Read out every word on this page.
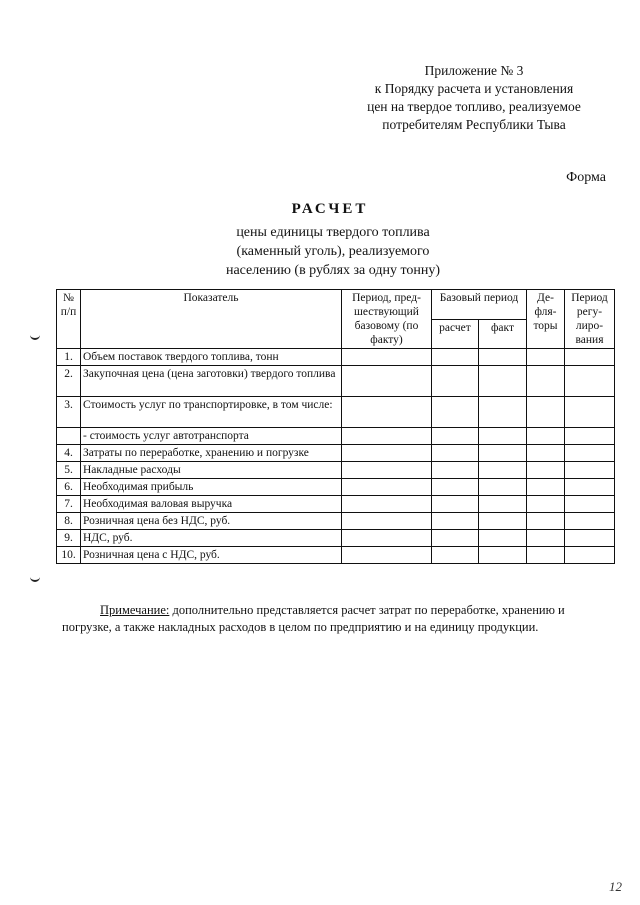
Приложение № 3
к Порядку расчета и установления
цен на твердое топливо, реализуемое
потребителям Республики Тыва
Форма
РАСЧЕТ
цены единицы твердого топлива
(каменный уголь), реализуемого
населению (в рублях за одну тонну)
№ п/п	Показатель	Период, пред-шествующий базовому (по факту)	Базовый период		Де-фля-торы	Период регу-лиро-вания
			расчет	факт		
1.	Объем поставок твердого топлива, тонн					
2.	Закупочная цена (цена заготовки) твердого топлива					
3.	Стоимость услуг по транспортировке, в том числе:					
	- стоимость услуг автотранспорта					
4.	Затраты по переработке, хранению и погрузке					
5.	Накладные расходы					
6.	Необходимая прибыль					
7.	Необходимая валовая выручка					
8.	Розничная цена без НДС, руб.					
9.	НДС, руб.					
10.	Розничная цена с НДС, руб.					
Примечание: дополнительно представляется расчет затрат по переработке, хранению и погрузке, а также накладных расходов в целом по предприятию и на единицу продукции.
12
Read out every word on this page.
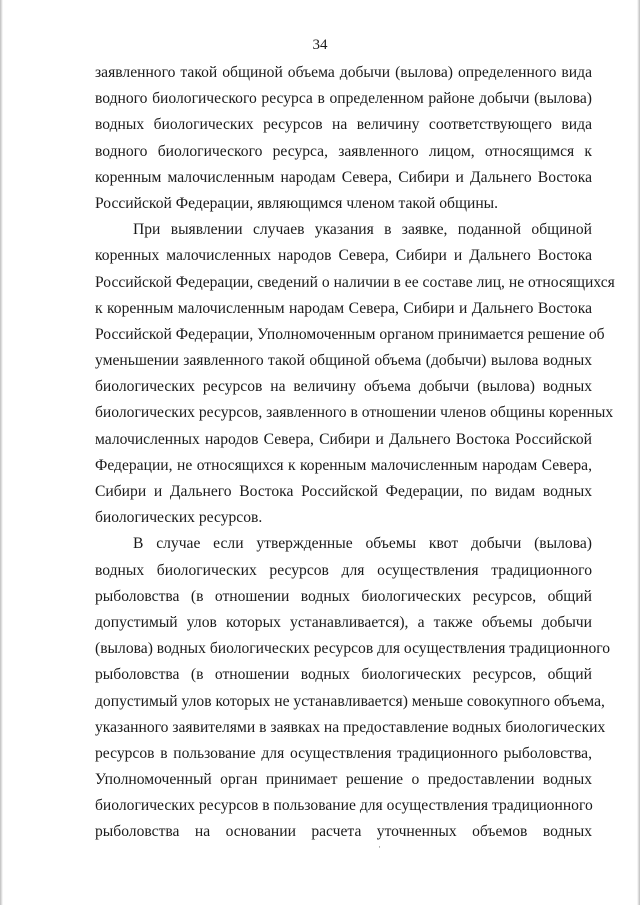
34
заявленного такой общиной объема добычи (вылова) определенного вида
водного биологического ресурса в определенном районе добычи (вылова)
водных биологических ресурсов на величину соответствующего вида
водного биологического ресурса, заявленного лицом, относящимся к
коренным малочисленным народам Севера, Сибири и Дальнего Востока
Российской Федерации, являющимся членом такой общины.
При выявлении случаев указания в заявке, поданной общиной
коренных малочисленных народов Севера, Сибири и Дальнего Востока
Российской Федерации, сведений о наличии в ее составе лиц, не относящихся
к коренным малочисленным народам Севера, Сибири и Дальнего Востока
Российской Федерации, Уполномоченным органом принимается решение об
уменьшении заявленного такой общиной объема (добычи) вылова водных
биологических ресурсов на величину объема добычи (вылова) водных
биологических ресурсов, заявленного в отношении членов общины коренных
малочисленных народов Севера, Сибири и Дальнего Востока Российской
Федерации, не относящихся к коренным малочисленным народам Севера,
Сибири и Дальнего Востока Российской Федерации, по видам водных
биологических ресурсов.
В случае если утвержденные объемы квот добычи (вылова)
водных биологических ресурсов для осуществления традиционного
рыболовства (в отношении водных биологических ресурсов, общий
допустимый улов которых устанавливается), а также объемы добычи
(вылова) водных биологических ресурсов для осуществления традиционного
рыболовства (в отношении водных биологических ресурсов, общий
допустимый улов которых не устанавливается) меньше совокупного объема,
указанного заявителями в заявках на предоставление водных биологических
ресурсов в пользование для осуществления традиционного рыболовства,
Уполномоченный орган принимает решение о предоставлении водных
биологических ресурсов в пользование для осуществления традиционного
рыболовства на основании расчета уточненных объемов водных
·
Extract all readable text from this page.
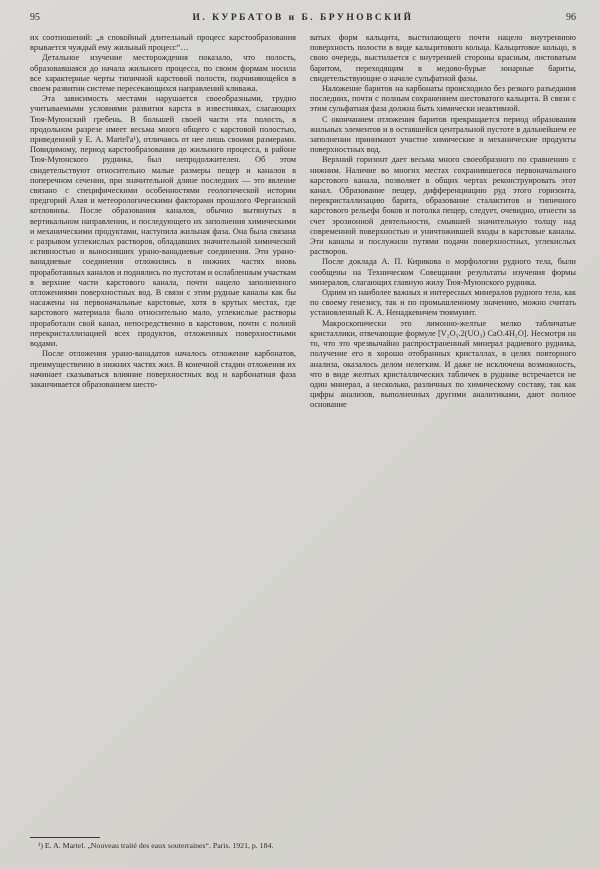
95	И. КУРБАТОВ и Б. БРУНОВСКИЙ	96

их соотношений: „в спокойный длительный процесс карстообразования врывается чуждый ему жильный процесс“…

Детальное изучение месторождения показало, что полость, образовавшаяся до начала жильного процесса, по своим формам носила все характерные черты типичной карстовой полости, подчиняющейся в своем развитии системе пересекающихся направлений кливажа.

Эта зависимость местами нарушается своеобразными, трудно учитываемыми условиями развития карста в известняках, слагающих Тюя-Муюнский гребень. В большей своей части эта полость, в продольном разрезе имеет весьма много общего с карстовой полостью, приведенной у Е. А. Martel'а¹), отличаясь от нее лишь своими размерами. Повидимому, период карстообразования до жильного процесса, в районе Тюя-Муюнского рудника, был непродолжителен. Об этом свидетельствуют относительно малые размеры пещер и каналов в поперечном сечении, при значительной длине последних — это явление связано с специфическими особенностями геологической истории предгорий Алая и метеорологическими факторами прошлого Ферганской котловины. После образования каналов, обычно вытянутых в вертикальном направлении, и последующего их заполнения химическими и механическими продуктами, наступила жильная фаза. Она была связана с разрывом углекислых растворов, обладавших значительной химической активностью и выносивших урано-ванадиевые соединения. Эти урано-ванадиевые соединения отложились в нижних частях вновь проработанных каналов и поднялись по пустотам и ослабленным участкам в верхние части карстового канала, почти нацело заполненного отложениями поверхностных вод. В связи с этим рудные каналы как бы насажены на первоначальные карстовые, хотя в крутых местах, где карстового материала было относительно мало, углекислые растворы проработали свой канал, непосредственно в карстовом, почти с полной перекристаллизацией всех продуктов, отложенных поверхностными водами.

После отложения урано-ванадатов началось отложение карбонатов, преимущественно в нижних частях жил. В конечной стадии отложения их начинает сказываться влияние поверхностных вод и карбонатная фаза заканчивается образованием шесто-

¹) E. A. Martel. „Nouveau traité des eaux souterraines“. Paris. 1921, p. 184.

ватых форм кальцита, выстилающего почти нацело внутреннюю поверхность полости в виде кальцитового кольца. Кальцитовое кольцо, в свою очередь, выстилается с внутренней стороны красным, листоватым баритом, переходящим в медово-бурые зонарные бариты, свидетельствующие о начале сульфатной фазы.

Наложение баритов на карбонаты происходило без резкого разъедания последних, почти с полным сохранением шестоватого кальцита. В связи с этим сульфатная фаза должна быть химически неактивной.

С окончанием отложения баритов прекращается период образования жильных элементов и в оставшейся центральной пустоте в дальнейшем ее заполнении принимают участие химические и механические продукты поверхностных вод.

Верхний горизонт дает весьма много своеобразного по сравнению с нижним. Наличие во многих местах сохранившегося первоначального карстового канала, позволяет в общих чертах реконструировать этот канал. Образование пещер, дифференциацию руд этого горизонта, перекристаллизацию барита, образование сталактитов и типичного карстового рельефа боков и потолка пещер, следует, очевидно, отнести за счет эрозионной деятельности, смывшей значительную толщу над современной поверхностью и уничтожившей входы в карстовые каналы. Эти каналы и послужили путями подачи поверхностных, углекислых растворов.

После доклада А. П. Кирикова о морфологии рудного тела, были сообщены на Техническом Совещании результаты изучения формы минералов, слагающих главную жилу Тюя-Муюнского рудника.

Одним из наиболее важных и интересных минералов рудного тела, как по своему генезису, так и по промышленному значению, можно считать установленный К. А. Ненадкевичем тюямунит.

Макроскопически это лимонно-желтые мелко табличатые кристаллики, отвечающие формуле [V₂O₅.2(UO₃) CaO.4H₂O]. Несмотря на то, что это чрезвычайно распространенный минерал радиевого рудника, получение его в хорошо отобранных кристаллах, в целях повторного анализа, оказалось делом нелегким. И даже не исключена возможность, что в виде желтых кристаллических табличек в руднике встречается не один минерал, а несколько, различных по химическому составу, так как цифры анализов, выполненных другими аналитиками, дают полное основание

····················

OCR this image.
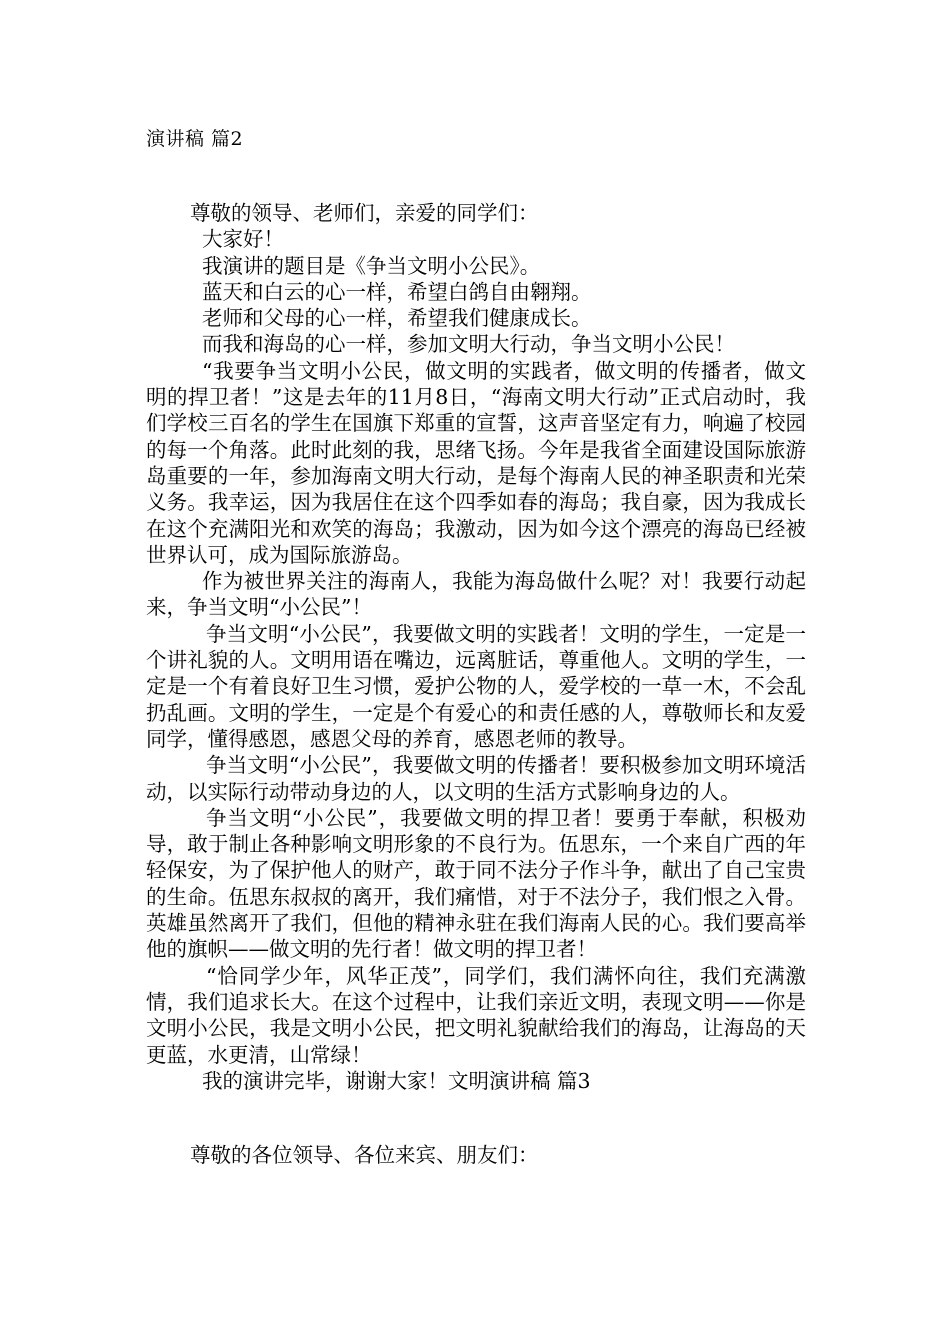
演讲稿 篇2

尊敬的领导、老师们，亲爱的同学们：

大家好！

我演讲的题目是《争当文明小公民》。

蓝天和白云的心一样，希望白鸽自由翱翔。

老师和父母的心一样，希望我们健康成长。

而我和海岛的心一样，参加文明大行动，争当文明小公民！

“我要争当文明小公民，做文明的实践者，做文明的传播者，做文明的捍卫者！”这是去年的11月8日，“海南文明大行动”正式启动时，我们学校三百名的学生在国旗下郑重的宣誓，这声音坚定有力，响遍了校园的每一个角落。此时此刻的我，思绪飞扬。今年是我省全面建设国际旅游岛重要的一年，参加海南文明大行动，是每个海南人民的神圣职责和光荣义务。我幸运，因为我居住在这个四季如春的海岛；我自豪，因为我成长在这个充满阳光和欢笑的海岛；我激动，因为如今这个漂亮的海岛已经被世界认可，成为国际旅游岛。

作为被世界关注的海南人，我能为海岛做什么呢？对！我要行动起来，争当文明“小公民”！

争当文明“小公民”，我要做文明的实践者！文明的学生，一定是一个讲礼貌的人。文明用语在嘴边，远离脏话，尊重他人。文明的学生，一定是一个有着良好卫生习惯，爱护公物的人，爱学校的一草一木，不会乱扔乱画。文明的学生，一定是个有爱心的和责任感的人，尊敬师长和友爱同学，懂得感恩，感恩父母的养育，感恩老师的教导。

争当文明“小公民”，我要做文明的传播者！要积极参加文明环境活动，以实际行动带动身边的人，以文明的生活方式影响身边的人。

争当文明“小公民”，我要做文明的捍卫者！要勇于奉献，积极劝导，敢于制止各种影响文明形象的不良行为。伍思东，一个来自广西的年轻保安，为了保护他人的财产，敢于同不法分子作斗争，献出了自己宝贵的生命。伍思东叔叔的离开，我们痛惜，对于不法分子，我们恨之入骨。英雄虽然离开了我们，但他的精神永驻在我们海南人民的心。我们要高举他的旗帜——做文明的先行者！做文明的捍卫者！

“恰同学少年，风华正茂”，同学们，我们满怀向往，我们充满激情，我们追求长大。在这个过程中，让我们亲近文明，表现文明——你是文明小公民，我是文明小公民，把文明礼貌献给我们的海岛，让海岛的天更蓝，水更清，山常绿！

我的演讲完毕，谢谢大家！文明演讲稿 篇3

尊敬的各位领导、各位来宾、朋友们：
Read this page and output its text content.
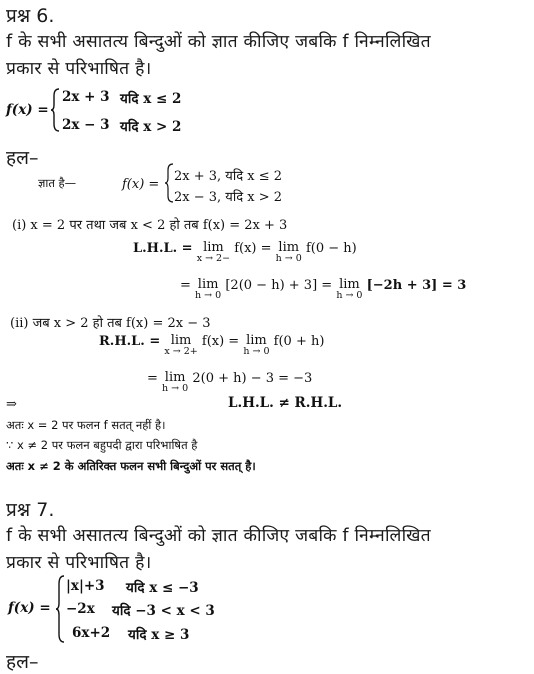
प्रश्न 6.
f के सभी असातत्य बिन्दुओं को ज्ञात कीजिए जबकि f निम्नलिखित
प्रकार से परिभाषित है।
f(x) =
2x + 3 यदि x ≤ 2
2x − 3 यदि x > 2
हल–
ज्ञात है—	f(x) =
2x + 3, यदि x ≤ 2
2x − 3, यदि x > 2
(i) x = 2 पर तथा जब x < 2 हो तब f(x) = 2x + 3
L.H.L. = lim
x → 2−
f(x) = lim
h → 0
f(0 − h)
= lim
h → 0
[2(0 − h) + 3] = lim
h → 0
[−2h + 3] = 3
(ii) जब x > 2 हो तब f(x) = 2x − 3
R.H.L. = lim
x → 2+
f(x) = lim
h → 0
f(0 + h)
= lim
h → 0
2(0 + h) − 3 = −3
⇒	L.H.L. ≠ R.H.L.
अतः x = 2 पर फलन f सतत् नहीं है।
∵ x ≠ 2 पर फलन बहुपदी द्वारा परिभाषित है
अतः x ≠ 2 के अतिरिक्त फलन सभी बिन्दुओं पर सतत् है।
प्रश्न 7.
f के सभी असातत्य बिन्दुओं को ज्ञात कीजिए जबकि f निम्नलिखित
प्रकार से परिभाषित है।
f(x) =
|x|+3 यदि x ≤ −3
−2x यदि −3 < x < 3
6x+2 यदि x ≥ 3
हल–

····················

Go through the data and gather every line that holds "величину".

Written solution ::
водных биологических ресурсов на величину соответствующего вида
биологических ресурсов на величину объема добычи (вылова) водных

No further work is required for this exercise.